-- Data entries start --

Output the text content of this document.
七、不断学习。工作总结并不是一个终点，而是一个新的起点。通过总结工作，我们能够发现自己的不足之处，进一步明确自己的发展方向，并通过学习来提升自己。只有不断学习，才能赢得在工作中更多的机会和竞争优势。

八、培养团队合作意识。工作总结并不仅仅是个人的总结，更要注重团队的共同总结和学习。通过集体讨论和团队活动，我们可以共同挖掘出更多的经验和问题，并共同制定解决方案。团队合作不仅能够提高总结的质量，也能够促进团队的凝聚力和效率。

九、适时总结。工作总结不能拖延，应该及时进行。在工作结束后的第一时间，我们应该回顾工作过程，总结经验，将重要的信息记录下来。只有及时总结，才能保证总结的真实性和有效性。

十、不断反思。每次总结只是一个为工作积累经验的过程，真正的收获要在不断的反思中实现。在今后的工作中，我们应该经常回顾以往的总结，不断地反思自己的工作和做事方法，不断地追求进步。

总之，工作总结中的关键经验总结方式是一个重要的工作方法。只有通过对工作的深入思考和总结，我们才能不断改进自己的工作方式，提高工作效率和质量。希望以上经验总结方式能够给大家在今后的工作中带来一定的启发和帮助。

-- Data entries end --

**What to produce:**
Reproduce each record exactly as it appears.

**Written answer:**
Output the text content of this document.
七、不断学习。工作总结并不是一个终点，而是一个新的起点。通过总结工作，我们能够发现自己的不足之处，进一步明确自己的发展方向，并通过学习来提升自己。只有不断学习，才能赢得在工作中更多的机会和竞争优势。

八、培养团队合作意识。工作总结并不仅仅是个人的总结，更要注重团队的共同总结和学习。通过集体讨论和团队活动，我们可以共同挖掘出更多的经验和问题，并共同制定解决方案。团队合作不仅能够提高总结的质量，也能够促进团队的凝聚力和效率。

九、适时总结。工作总结不能拖延，应该及时进行。在工作结束后的第一时间，我们应该回顾工作过程，总结经验，将重要的信息记录下来。只有及时总结，才能保证总结的真实性和有效性。

十、不断反思。每次总结只是一个为工作积累经验的过程，真正的收获要在不断的反思中实现。在今后的工作中，我们应该经常回顾以往的总结，不断地反思自己的工作和做事方法，不断地追求进步。

总之，工作总结中的关键经验总结方式是一个重要的工作方法。只有通过对工作的深入思考和总结，我们才能不断改进自己的工作方式，提高工作效率和质量。希望以上经验总结方式能够给大家在今后的工作中带来一定的启发和帮助。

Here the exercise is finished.